Set exercise => Locate every line below that contains the word "CONTENT" and copy it.

Dataset =>

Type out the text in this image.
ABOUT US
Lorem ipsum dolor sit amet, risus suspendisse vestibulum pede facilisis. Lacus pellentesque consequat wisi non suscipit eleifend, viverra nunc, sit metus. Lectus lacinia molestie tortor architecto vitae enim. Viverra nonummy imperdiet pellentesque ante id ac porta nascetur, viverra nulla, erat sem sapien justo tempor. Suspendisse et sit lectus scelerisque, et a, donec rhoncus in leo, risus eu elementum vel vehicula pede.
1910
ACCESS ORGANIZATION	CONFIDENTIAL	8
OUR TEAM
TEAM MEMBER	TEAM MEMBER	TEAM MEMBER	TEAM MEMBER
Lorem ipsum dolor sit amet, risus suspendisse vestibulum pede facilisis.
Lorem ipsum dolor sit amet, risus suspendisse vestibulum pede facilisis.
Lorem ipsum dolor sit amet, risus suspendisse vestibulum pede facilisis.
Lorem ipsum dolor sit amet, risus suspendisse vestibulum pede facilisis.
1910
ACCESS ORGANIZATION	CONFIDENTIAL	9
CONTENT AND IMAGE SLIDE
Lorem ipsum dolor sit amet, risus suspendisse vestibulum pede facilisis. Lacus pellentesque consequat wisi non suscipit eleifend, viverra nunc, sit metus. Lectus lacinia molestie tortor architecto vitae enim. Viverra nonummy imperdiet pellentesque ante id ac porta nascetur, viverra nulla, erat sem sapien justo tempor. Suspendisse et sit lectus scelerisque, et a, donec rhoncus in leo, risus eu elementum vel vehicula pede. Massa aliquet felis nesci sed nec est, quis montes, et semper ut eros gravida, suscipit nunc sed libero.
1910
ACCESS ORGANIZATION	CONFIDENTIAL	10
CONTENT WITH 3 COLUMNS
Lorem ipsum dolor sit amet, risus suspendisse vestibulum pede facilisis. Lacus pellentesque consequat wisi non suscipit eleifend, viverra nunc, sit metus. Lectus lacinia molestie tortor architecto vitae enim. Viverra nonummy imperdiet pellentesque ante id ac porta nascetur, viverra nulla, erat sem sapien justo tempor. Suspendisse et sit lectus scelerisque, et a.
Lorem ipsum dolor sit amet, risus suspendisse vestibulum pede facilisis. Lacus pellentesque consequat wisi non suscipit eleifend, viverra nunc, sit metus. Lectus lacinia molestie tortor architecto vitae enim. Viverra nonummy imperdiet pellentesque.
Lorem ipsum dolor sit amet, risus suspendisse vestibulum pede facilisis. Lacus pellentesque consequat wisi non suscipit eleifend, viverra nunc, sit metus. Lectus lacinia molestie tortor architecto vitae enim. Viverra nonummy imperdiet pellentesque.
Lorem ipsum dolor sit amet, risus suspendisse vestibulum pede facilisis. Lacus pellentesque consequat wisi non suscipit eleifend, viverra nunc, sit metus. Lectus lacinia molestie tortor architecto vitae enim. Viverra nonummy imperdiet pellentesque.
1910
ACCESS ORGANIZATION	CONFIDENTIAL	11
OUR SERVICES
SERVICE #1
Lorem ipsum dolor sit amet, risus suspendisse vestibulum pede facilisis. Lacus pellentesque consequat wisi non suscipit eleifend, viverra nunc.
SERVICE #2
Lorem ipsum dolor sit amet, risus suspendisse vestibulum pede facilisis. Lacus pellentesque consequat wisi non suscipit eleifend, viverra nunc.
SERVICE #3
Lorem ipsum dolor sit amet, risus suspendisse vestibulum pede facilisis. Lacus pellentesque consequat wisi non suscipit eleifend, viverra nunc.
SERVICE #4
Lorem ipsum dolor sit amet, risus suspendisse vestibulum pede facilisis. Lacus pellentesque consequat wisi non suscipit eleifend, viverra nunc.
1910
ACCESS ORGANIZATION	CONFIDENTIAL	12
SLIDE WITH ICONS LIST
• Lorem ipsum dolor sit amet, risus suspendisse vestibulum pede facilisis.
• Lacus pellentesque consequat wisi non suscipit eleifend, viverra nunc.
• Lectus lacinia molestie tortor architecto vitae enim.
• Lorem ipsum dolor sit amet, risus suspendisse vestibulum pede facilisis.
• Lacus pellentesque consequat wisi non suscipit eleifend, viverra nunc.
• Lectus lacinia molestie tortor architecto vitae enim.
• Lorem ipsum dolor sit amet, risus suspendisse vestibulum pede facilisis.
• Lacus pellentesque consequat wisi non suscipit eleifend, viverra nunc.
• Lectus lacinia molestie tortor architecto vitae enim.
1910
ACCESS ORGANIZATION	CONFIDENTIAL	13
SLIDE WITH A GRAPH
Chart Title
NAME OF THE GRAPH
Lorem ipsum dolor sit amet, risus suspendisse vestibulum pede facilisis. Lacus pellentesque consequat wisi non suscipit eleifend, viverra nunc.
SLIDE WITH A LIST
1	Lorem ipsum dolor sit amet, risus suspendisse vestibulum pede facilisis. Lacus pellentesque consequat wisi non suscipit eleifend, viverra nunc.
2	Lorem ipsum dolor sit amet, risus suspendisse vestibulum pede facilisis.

Solution for this problem =>
CONTENT AND IMAGE SLIDE
CONTENT WITH 3 COLUMNS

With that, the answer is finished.